Quote the whole listing exactly. Leave the pictures out of your copy.

Provided records -
-=-=-

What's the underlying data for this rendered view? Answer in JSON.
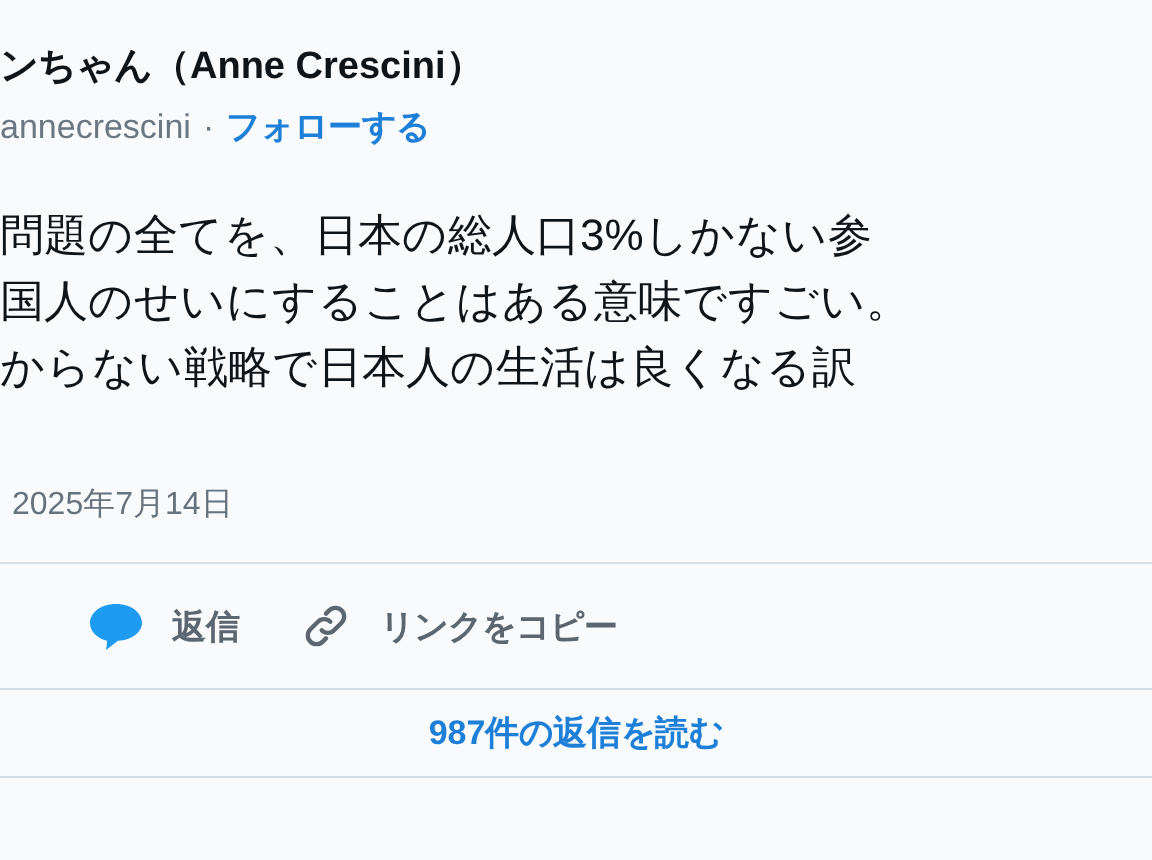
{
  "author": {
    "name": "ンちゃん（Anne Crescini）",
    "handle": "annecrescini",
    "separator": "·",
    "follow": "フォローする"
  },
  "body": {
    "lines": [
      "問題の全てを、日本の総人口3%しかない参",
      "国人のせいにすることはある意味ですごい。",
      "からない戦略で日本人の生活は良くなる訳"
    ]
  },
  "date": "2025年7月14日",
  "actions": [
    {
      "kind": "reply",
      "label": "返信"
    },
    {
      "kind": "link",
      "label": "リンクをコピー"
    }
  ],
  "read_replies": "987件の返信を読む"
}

-=-=-

Exercise output -
What's the underlying data for this rendered view? Answer in JSON.
{
  "author": {
    "name": "ンちゃん（Anne Crescini）",
    "handle": "annecrescini",
    "separator": "·",
    "follow": "フォローする"
  },
  "body": {
    "lines": [
      "問題の全てを、日本の総人口3%しかない参",
      "国人のせいにすることはある意味ですごい。",
      "からない戦略で日本人の生活は良くなる訳"
    ]
  },
  "date": "2025年7月14日",
  "actions": [
    {
      "kind": "reply",
      "label": "返信"
    },
    {
      "kind": "link",
      "label": "リンクをコピー"
    }
  ],
  "read_replies": "987件の返信を読む"
}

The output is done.